= The request =
In your copy, include every line of the listing below exactly but none of the pictures.

= Provided records =
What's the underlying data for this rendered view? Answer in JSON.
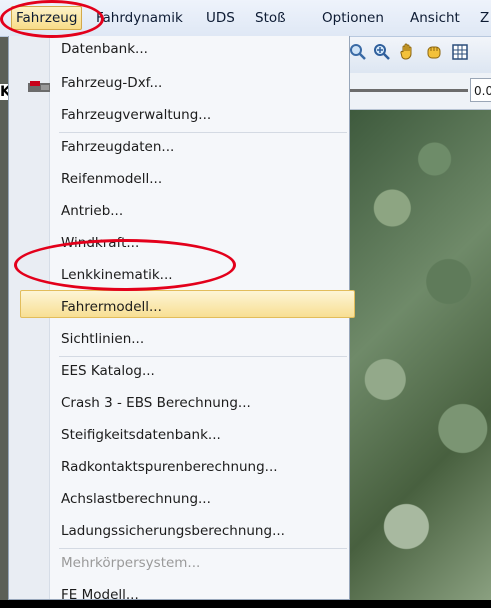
{
  "menubar": {
    "items": [
      "Fahrzeug",
      "Fahrdynamik",
      "UDS",
      "Stoß",
      "Optionen",
      "Ansicht",
      "Z"
    ],
    "active_index": 0
  },
  "left_glyph": "K",
  "toolbar": {
    "icons": [
      "search-icon",
      "zoom-icon",
      "hand-icon",
      "hand-grab-icon",
      "grid-icon"
    ],
    "zoom_value": "0.0"
  },
  "dropdown": {
    "items": [
      {
        "label": "Datenbank...",
        "enabled": true
      },
      {
        "label": "Fahrzeug-Dxf...",
        "enabled": true
      },
      {
        "label": "Fahrzeugverwaltung...",
        "enabled": true
      },
      {
        "label": "Fahrzeugdaten...",
        "enabled": true
      },
      {
        "label": "Reifenmodell...",
        "enabled": true
      },
      {
        "label": "Antrieb...",
        "enabled": true
      },
      {
        "label": "Windkraft...",
        "enabled": true
      },
      {
        "label": "Lenkkinematik...",
        "enabled": true,
        "highlighted": true
      },
      {
        "label": "Fahrermodell...",
        "enabled": true
      },
      {
        "label": "Sichtlinien...",
        "enabled": true
      },
      {
        "label": "EES Katalog...",
        "enabled": true
      },
      {
        "label": "Crash 3 - EBS Berechnung...",
        "enabled": true
      },
      {
        "label": "Steifigkeitsdatenbank...",
        "enabled": true
      },
      {
        "label": "Radkontaktspurenberechnung...",
        "enabled": true
      },
      {
        "label": "Achslastberechnung...",
        "enabled": true
      },
      {
        "label": "Ladungssicherungsberechnung...",
        "enabled": true
      },
      {
        "label": "Mehrkörpersystem...",
        "enabled": false
      },
      {
        "label": "FE Modell...",
        "enabled": true
      }
    ]
  },
  "colors": {
    "annotation_red": "#e3001b",
    "highlight": "#f8df93",
    "menubar": "#dfe8f5"
  }
}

= Answer to the problem =
What's the underlying data for this rendered view? Answer in JSON.
{
  "menubar": {
    "items": [
      "Fahrzeug",
      "Fahrdynamik",
      "UDS",
      "Stoß",
      "Optionen",
      "Ansicht",
      "Z"
    ],
    "active_index": 0
  },
  "left_glyph": "K",
  "toolbar": {
    "icons": [
      "search-icon",
      "zoom-icon",
      "hand-icon",
      "hand-grab-icon",
      "grid-icon"
    ],
    "zoom_value": "0.0"
  },
  "dropdown": {
    "items": [
      {
        "label": "Datenbank...",
        "enabled": true
      },
      {
        "label": "Fahrzeug-Dxf...",
        "enabled": true
      },
      {
        "label": "Fahrzeugverwaltung...",
        "enabled": true
      },
      {
        "label": "Fahrzeugdaten...",
        "enabled": true
      },
      {
        "label": "Reifenmodell...",
        "enabled": true
      },
      {
        "label": "Antrieb...",
        "enabled": true
      },
      {
        "label": "Windkraft...",
        "enabled": true
      },
      {
        "label": "Lenkkinematik...",
        "enabled": true,
        "highlighted": true
      },
      {
        "label": "Fahrermodell...",
        "enabled": true
      },
      {
        "label": "Sichtlinien...",
        "enabled": true
      },
      {
        "label": "EES Katalog...",
        "enabled": true
      },
      {
        "label": "Crash 3 - EBS Berechnung...",
        "enabled": true
      },
      {
        "label": "Steifigkeitsdatenbank...",
        "enabled": true
      },
      {
        "label": "Radkontaktspurenberechnung...",
        "enabled": true
      },
      {
        "label": "Achslastberechnung...",
        "enabled": true
      },
      {
        "label": "Ladungssicherungsberechnung...",
        "enabled": true
      },
      {
        "label": "Mehrkörpersystem...",
        "enabled": false
      },
      {
        "label": "FE Modell...",
        "enabled": true
      }
    ]
  },
  "colors": {
    "annotation_red": "#e3001b",
    "highlight": "#f8df93",
    "menubar": "#dfe8f5"
  }
}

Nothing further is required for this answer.